TASK INPUT
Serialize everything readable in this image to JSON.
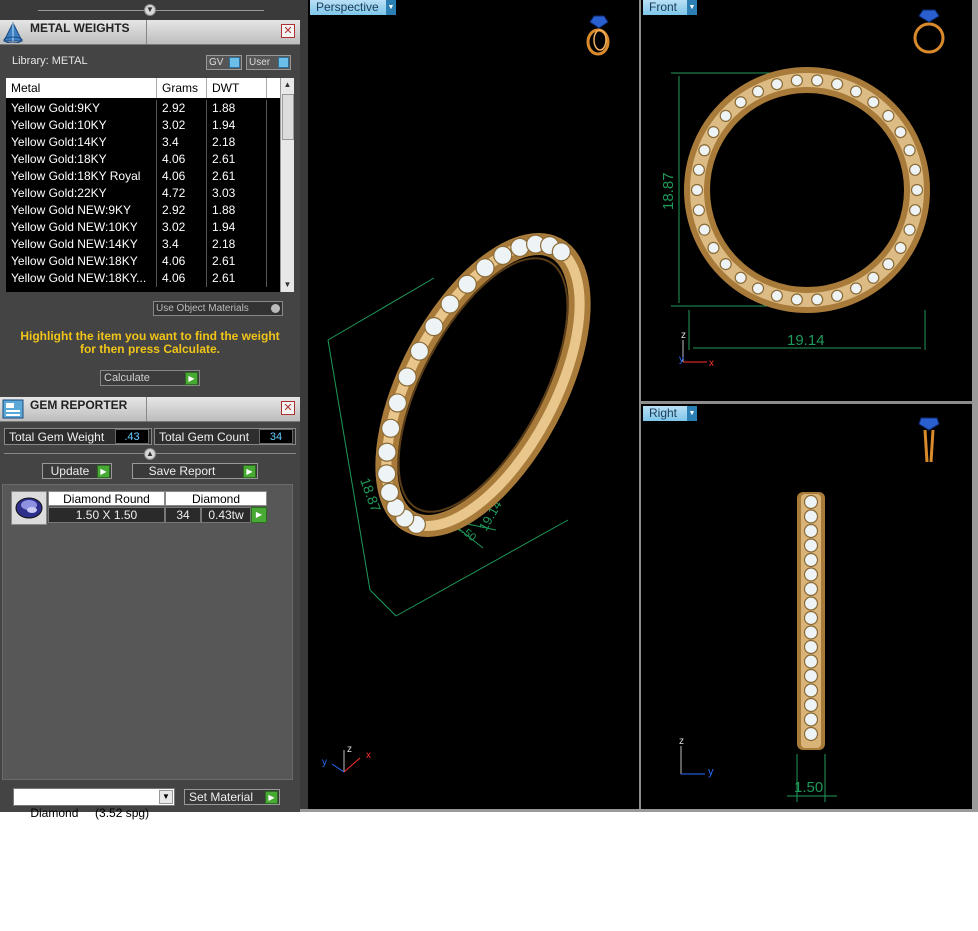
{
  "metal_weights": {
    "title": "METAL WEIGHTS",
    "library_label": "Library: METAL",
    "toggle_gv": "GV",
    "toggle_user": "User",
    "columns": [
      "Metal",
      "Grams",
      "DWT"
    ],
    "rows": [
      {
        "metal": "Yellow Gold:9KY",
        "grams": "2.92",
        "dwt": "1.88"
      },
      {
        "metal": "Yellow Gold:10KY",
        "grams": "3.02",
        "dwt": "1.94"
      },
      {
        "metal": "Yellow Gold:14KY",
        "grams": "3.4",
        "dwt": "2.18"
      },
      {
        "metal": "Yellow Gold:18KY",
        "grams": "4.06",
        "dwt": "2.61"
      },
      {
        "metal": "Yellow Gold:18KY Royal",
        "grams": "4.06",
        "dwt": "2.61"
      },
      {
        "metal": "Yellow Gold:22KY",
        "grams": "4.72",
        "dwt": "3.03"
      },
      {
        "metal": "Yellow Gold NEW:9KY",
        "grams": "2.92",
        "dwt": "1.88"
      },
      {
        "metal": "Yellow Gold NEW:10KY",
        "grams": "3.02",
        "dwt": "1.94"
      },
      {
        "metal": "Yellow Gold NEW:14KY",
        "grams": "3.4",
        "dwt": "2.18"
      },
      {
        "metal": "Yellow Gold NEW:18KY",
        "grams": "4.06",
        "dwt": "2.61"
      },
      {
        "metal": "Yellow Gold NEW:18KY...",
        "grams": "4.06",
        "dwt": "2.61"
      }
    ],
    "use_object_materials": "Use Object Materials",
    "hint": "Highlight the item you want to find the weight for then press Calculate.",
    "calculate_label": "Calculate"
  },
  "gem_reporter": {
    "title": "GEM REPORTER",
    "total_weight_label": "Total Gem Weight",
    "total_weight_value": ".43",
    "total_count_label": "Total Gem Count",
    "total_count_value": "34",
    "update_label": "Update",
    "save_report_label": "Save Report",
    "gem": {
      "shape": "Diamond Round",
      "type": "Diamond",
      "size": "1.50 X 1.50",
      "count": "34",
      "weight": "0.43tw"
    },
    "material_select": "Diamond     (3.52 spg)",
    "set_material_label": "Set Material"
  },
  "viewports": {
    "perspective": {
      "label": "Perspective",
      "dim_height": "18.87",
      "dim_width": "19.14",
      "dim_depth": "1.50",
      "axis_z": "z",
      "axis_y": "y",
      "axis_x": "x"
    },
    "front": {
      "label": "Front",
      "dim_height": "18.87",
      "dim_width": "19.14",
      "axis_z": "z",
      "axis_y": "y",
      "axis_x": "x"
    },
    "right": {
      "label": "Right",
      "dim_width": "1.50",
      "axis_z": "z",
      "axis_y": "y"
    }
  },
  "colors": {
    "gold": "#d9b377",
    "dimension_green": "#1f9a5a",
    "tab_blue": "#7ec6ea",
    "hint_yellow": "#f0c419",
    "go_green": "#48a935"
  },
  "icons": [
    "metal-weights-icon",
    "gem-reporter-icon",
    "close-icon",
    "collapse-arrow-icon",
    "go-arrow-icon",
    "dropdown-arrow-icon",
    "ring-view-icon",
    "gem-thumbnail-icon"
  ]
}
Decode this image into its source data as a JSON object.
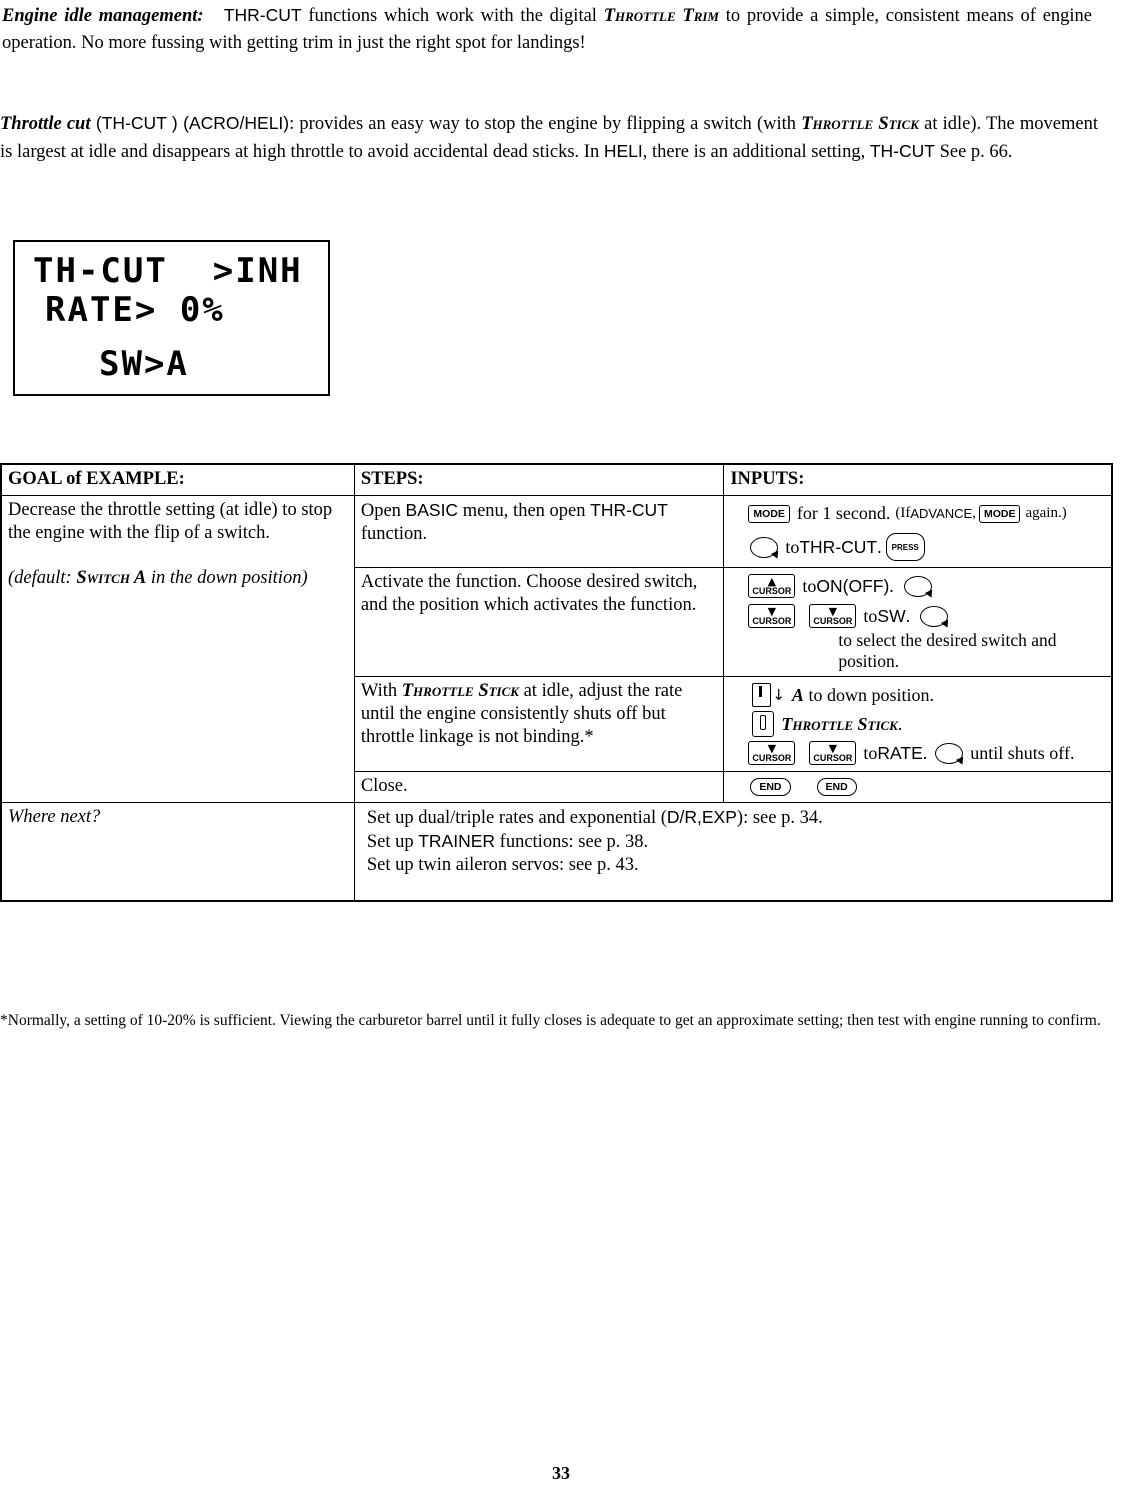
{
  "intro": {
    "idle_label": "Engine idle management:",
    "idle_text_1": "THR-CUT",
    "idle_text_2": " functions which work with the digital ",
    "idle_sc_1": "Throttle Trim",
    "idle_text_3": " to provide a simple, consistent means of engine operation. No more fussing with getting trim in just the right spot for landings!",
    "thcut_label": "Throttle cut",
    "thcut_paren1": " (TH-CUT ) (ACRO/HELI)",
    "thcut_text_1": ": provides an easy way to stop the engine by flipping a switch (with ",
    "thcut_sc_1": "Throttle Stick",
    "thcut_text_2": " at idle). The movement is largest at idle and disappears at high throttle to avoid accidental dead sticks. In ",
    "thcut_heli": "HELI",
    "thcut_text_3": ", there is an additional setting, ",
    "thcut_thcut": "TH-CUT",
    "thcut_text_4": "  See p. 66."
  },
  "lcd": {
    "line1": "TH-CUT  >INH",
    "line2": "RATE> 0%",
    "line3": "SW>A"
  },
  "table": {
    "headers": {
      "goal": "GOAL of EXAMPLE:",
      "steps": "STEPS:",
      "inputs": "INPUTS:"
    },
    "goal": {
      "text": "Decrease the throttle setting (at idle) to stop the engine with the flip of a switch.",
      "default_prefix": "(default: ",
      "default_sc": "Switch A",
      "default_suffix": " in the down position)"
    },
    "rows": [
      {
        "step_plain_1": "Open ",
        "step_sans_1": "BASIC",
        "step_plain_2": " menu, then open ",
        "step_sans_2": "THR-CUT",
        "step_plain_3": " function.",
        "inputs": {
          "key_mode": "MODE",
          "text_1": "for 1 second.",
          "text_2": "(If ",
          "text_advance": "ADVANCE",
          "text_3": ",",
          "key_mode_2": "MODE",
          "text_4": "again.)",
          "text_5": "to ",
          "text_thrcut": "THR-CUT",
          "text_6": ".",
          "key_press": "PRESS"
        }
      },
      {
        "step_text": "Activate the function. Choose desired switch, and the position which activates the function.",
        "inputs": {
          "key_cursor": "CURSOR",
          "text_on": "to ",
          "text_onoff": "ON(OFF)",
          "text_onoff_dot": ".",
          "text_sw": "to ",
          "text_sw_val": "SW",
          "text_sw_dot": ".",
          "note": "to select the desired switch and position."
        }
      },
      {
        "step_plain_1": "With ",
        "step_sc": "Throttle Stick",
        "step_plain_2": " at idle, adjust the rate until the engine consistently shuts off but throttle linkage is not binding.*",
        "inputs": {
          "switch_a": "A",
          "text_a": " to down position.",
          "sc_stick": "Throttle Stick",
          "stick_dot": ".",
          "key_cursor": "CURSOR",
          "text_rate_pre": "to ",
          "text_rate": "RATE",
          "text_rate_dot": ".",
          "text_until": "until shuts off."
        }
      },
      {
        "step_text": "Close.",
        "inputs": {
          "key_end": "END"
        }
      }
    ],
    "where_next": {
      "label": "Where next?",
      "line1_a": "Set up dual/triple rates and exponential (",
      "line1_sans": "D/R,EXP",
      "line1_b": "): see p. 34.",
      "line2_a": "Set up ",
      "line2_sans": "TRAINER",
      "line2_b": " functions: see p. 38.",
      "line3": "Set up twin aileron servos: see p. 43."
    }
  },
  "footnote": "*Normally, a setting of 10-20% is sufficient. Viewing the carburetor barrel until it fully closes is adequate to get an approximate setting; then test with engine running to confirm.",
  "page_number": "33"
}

WHAT TO DO
Copy each line holding the word "HELI" from the listing above.

TASK SOLUTION
    "thcut_paren1": " (TH-CUT ) (ACRO/HELI)",
    "thcut_heli": "HELI",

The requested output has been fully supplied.